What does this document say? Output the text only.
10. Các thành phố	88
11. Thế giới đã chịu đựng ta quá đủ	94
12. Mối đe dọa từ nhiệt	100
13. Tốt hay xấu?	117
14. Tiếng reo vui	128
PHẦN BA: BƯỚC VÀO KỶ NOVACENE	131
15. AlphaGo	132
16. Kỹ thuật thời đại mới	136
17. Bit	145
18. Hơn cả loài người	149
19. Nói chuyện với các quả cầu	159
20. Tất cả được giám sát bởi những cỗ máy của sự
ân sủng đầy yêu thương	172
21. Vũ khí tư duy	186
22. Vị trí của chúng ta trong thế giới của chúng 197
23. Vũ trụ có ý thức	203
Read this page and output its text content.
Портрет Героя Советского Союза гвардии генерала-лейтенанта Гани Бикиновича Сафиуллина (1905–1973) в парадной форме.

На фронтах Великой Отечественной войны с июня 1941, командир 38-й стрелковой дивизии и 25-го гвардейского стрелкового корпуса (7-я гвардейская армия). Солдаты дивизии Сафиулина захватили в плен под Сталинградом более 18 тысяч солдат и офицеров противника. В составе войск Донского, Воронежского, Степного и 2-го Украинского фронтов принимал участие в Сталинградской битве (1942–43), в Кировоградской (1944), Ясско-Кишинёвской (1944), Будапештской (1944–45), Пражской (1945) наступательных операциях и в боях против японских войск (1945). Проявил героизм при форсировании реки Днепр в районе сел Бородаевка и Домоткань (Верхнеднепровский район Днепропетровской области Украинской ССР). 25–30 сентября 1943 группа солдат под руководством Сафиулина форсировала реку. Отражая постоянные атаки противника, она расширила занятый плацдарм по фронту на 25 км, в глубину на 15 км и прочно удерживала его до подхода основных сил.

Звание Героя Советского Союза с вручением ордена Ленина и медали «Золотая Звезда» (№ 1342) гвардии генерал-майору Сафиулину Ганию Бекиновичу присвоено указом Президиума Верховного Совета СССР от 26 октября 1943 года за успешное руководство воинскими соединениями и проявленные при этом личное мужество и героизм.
_____
**DIRECTIONS FOR THIS TASK**
Print every entry exactly as it appears.

**FULL ANSWER**
What does this document say? Output the text only.
10. Các thành phố	88
11. Thế giới đã chịu đựng ta quá đủ	94
12. Mối đe dọa từ nhiệt	100
13. Tốt hay xấu?	117
14. Tiếng reo vui	128
PHẦN BA: BƯỚC VÀO KỶ NOVACENE	131
15. AlphaGo	132
16. Kỹ thuật thời đại mới	136
17. Bit	145
18. Hơn cả loài người	149
19. Nói chuyện với các quả cầu	159
20. Tất cả được giám sát bởi những cỗ máy của sự
ân sủng đầy yêu thương	172
21. Vũ khí tư duy	186
22. Vị trí của chúng ta trong thế giới của chúng 197
23. Vũ trụ có ý thức	203
Read this page and output its text content.
Портрет Героя Советского Союза гвардии генерала-лейтенанта Гани Бикиновича Сафиуллина (1905–1973) в парадной форме.

На фронтах Великой Отечественной войны с июня 1941, командир 38-й стрелковой дивизии и 25-го гвардейского стрелкового корпуса (7-я гвардейская армия). Солдаты дивизии Сафиулина захватили в плен под Сталинградом более 18 тысяч солдат и офицеров противника. В составе войск Донского, Воронежского, Степного и 2-го Украинского фронтов принимал участие в Сталинградской битве (1942–43), в Кировоградской (1944), Ясско-Кишинёвской (1944), Будапештской (1944–45), Пражской (1945) наступательных операциях и в боях против японских войск (1945). Проявил героизм при форсировании реки Днепр в районе сел Бородаевка и Домоткань (Верхнеднепровский район Днепропетровской области Украинской ССР). 25–30 сентября 1943 группа солдат под руководством Сафиулина форсировала реку. Отражая постоянные атаки противника, она расширила занятый плацдарм по фронту на 25 км, в глубину на 15 км и прочно удерживала его до подхода основных сил.

Звание Героя Советского Союза с вручением ордена Ленина и медали «Золотая Звезда» (№ 1342) гвардии генерал-майору Сафиулину Ганию Бекиновичу присвоено указом Президиума Верховного Совета СССР от 26 октября 1943 года за успешное руководство воинскими соединениями и проявленные при этом личное мужество и героизм.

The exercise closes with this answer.